Task inputs:
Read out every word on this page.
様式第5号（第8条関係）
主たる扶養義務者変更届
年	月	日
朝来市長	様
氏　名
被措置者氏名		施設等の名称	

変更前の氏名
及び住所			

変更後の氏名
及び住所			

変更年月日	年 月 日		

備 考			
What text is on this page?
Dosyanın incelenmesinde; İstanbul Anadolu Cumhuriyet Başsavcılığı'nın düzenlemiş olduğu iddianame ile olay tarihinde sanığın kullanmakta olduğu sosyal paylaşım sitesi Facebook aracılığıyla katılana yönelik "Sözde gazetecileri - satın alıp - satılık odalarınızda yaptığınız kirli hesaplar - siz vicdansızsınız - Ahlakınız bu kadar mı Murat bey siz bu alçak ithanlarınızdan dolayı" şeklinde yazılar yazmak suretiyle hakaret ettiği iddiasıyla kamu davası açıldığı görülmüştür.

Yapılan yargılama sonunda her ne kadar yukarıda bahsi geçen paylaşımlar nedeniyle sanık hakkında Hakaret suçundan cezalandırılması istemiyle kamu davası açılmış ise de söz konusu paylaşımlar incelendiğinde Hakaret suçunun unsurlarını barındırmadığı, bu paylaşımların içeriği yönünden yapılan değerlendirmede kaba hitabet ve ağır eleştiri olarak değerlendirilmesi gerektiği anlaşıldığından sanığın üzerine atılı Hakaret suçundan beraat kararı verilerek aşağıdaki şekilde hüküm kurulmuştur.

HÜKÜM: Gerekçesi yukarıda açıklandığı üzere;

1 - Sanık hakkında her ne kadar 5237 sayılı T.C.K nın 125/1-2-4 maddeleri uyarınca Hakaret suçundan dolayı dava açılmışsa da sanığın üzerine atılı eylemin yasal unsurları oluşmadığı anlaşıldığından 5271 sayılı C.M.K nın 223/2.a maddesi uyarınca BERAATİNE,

Exercise:
Find the lines containing "yukarıda" and list every one of them.

Expected answer:
Yapılan yargılama sonunda her ne kadar yukarıda bahsi geçen paylaşımlar nedeniyle sanık hakkında Hakaret suçundan cezalandırılması istemiyle kamu davası açılmış ise de söz konusu paylaşımlar incelendiğinde Hakaret suçunun unsurlarını barındırmadığı, bu paylaşımların içeriği yönünden yapılan değerlendirmede kaba hitabet ve ağır eleştiri olarak değerlendirilmesi gerektiği anlaşıldığından sanığın üzerine atılı Hakaret suçundan beraat kararı verilerek aşağıdaki şekilde hüküm kurulmuştur.
HÜKÜM: Gerekçesi yukarıda açıklandığı üzere;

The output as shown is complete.